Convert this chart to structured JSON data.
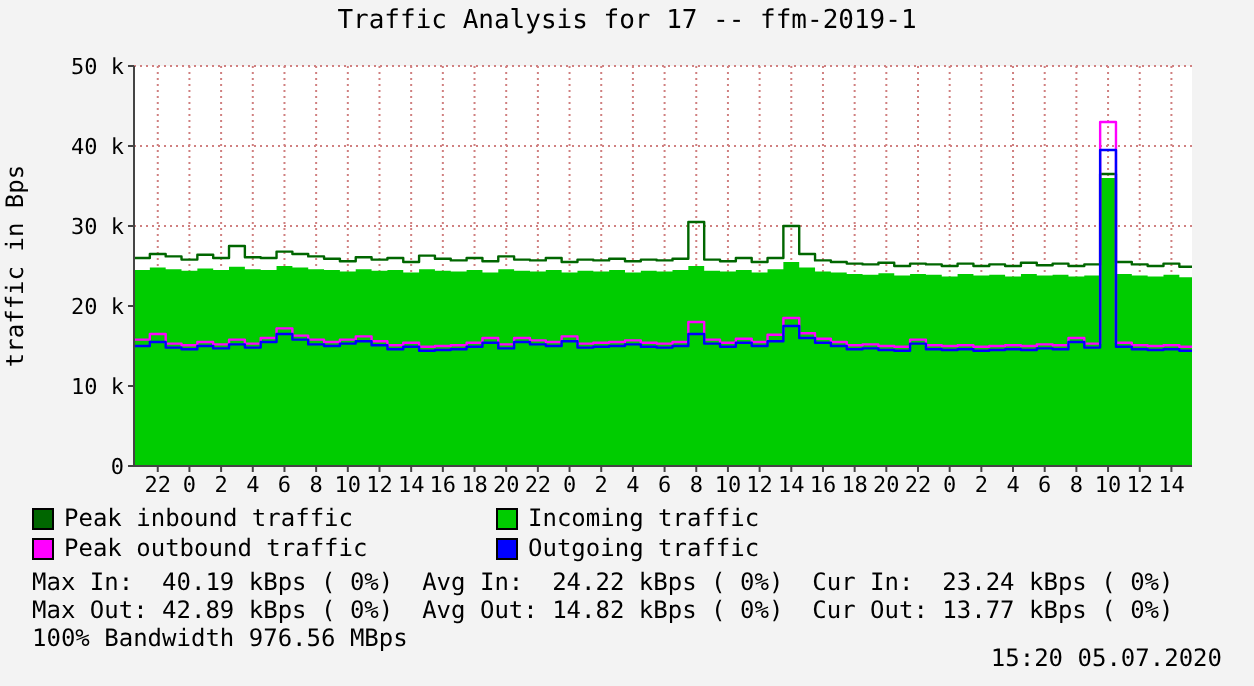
{
  "chart_data": {
    "type": "step",
    "title": "Traffic Analysis for 17 -- ffm-2019-1",
    "ylabel": "traffic in Bps",
    "x": [
      "2020-07-02T20:30",
      "2020-07-02T21:30",
      "2020-07-02T22:30",
      "2020-07-02T23:30",
      "2020-07-03T00:30",
      "2020-07-03T01:30",
      "2020-07-03T02:30",
      "2020-07-03T03:30",
      "2020-07-03T04:30",
      "2020-07-03T05:30",
      "2020-07-03T06:30",
      "2020-07-03T07:30",
      "2020-07-03T08:30",
      "2020-07-03T09:30",
      "2020-07-03T10:30",
      "2020-07-03T11:30",
      "2020-07-03T12:30",
      "2020-07-03T13:30",
      "2020-07-03T14:30",
      "2020-07-03T15:30",
      "2020-07-03T16:30",
      "2020-07-03T17:30",
      "2020-07-03T18:30",
      "2020-07-03T19:30",
      "2020-07-03T20:30",
      "2020-07-03T21:30",
      "2020-07-03T22:30",
      "2020-07-03T23:30",
      "2020-07-04T00:30",
      "2020-07-04T01:30",
      "2020-07-04T02:30",
      "2020-07-04T03:30",
      "2020-07-04T04:30",
      "2020-07-04T05:30",
      "2020-07-04T06:30",
      "2020-07-04T07:30",
      "2020-07-04T08:30",
      "2020-07-04T09:30",
      "2020-07-04T10:30",
      "2020-07-04T11:30",
      "2020-07-04T12:30",
      "2020-07-04T13:30",
      "2020-07-04T14:30",
      "2020-07-04T15:30",
      "2020-07-04T16:30",
      "2020-07-04T17:30",
      "2020-07-04T18:30",
      "2020-07-04T19:30",
      "2020-07-04T20:30",
      "2020-07-04T21:30",
      "2020-07-04T22:30",
      "2020-07-04T23:30",
      "2020-07-05T00:30",
      "2020-07-05T01:30",
      "2020-07-05T02:30",
      "2020-07-05T03:30",
      "2020-07-05T04:30",
      "2020-07-05T05:30",
      "2020-07-05T06:30",
      "2020-07-05T07:30",
      "2020-07-05T08:30",
      "2020-07-05T09:30",
      "2020-07-05T10:30",
      "2020-07-05T11:30",
      "2020-07-05T12:30",
      "2020-07-05T13:30",
      "2020-07-05T14:30",
      "2020-07-05T15:18"
    ],
    "series": [
      {
        "name": "Incoming traffic",
        "type": "area",
        "color": "#00cc00",
        "values": [
          24.5,
          24.8,
          24.6,
          24.4,
          24.7,
          24.5,
          24.9,
          24.6,
          24.5,
          25.0,
          24.8,
          24.6,
          24.5,
          24.3,
          24.6,
          24.4,
          24.5,
          24.2,
          24.6,
          24.4,
          24.3,
          24.5,
          24.2,
          24.6,
          24.4,
          24.3,
          24.5,
          24.2,
          24.4,
          24.3,
          24.5,
          24.2,
          24.4,
          24.3,
          24.5,
          25.0,
          24.4,
          24.3,
          24.5,
          24.2,
          24.6,
          25.5,
          24.8,
          24.3,
          24.2,
          24.0,
          23.9,
          24.1,
          23.8,
          24.0,
          23.9,
          23.7,
          24.0,
          23.8,
          23.9,
          23.7,
          24.0,
          23.8,
          23.9,
          23.7,
          23.8,
          36.0,
          24.0,
          23.8,
          23.7,
          23.9,
          23.6,
          23.5
        ]
      },
      {
        "name": "Peak inbound traffic",
        "color": "#006600",
        "values": [
          26.0,
          26.5,
          26.2,
          25.8,
          26.4,
          26.0,
          27.5,
          26.1,
          26.0,
          26.8,
          26.5,
          26.2,
          25.9,
          25.6,
          26.1,
          25.8,
          26.0,
          25.5,
          26.3,
          25.9,
          25.7,
          26.0,
          25.6,
          26.2,
          25.8,
          25.7,
          26.0,
          25.5,
          25.8,
          25.7,
          25.9,
          25.6,
          25.8,
          25.7,
          25.9,
          30.5,
          25.8,
          25.6,
          26.0,
          25.5,
          26.0,
          30.0,
          26.5,
          25.7,
          25.5,
          25.3,
          25.2,
          25.4,
          25.0,
          25.3,
          25.2,
          25.0,
          25.3,
          25.0,
          25.2,
          25.0,
          25.4,
          25.1,
          25.3,
          25.0,
          25.2,
          36.5,
          25.5,
          25.2,
          25.0,
          25.3,
          24.9,
          24.8
        ]
      },
      {
        "name": "Peak outbound traffic",
        "color": "#ff00ff",
        "values": [
          15.8,
          16.5,
          15.3,
          15.1,
          15.5,
          15.2,
          15.8,
          15.3,
          16.0,
          17.2,
          16.3,
          15.8,
          15.5,
          15.8,
          16.2,
          15.6,
          15.1,
          15.4,
          14.9,
          15.0,
          15.1,
          15.4,
          16.0,
          15.2,
          16.0,
          15.7,
          15.5,
          16.2,
          15.3,
          15.4,
          15.5,
          15.7,
          15.4,
          15.3,
          15.5,
          18.0,
          15.8,
          15.4,
          15.9,
          15.5,
          16.4,
          18.5,
          16.6,
          15.9,
          15.5,
          15.1,
          15.2,
          15.0,
          14.9,
          15.8,
          15.1,
          15.0,
          15.1,
          14.9,
          15.0,
          15.1,
          15.0,
          15.2,
          15.1,
          16.0,
          15.3,
          43.0,
          15.4,
          15.1,
          15.0,
          15.1,
          14.9,
          14.8
        ]
      },
      {
        "name": "Outgoing traffic",
        "color": "#0000ff",
        "values": [
          15.0,
          15.5,
          14.8,
          14.6,
          15.0,
          14.7,
          15.2,
          14.8,
          15.5,
          16.5,
          15.8,
          15.2,
          15.0,
          15.3,
          15.6,
          15.1,
          14.6,
          14.9,
          14.4,
          14.5,
          14.6,
          14.9,
          15.4,
          14.7,
          15.5,
          15.2,
          15.0,
          15.6,
          14.8,
          14.9,
          15.0,
          15.2,
          14.9,
          14.8,
          15.0,
          16.5,
          15.3,
          14.9,
          15.4,
          15.0,
          15.6,
          17.5,
          16.0,
          15.4,
          15.0,
          14.6,
          14.7,
          14.5,
          14.4,
          15.3,
          14.6,
          14.5,
          14.6,
          14.4,
          14.5,
          14.6,
          14.5,
          14.7,
          14.6,
          15.5,
          14.8,
          39.5,
          14.9,
          14.6,
          14.5,
          14.6,
          14.4,
          14.3
        ]
      }
    ],
    "xlim": [
      "2020-07-02T20:30",
      "2020-07-05T15:18"
    ],
    "xticks": [
      {
        "value": "2020-07-02T22:00",
        "label": "22"
      },
      {
        "value": "2020-07-03T00:00",
        "label": "0"
      },
      {
        "value": "2020-07-03T02:00",
        "label": "2"
      },
      {
        "value": "2020-07-03T04:00",
        "label": "4"
      },
      {
        "value": "2020-07-03T06:00",
        "label": "6"
      },
      {
        "value": "2020-07-03T08:00",
        "label": "8"
      },
      {
        "value": "2020-07-03T10:00",
        "label": "10"
      },
      {
        "value": "2020-07-03T12:00",
        "label": "12"
      },
      {
        "value": "2020-07-03T14:00",
        "label": "14"
      },
      {
        "value": "2020-07-03T16:00",
        "label": "16"
      },
      {
        "value": "2020-07-03T18:00",
        "label": "18"
      },
      {
        "value": "2020-07-03T20:00",
        "label": "20"
      },
      {
        "value": "2020-07-03T22:00",
        "label": "22"
      },
      {
        "value": "2020-07-04T00:00",
        "label": "0"
      },
      {
        "value": "2020-07-04T02:00",
        "label": "2"
      },
      {
        "value": "2020-07-04T04:00",
        "label": "4"
      },
      {
        "value": "2020-07-04T06:00",
        "label": "6"
      },
      {
        "value": "2020-07-04T08:00",
        "label": "8"
      },
      {
        "value": "2020-07-04T10:00",
        "label": "10"
      },
      {
        "value": "2020-07-04T12:00",
        "label": "12"
      },
      {
        "value": "2020-07-04T14:00",
        "label": "14"
      },
      {
        "value": "2020-07-04T16:00",
        "label": "16"
      },
      {
        "value": "2020-07-04T18:00",
        "label": "18"
      },
      {
        "value": "2020-07-04T20:00",
        "label": "20"
      },
      {
        "value": "2020-07-04T22:00",
        "label": "22"
      },
      {
        "value": "2020-07-05T00:00",
        "label": "0"
      },
      {
        "value": "2020-07-05T02:00",
        "label": "2"
      },
      {
        "value": "2020-07-05T04:00",
        "label": "4"
      },
      {
        "value": "2020-07-05T06:00",
        "label": "6"
      },
      {
        "value": "2020-07-05T08:00",
        "label": "8"
      },
      {
        "value": "2020-07-05T10:00",
        "label": "10"
      },
      {
        "value": "2020-07-05T12:00",
        "label": "12"
      },
      {
        "value": "2020-07-05T14:00",
        "label": "14"
      }
    ],
    "ylim": [
      0,
      50
    ],
    "yticks": [
      {
        "value": 0,
        "label": "0"
      },
      {
        "value": 10,
        "label": "10 k"
      },
      {
        "value": 20,
        "label": "20 k"
      },
      {
        "value": 30,
        "label": "30 k"
      },
      {
        "value": 40,
        "label": "40 k"
      },
      {
        "value": 50,
        "label": "50 k"
      }
    ],
    "grid": true,
    "legend": "bottom",
    "annotations": [
      "Max In:  40.19 kBps ( 0%)  Avg In:  24.22 kBps ( 0%)  Cur In:  23.24 kBps ( 0%)",
      "Max Out: 42.89 kBps ( 0%)  Avg Out: 14.82 kBps ( 0%)  Cur Out: 13.77 kBps ( 0%)",
      "100% Bandwidth 976.56 MBps",
      "15:20 05.07.2020"
    ]
  }
}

───

Find all the lines containing "name" in the material, then copy them.

§ Written solution:
        "name": "Incoming traffic",
        "name": "Peak inbound traffic",
        "name": "Peak outbound traffic",
        "name": "Outgoing traffic",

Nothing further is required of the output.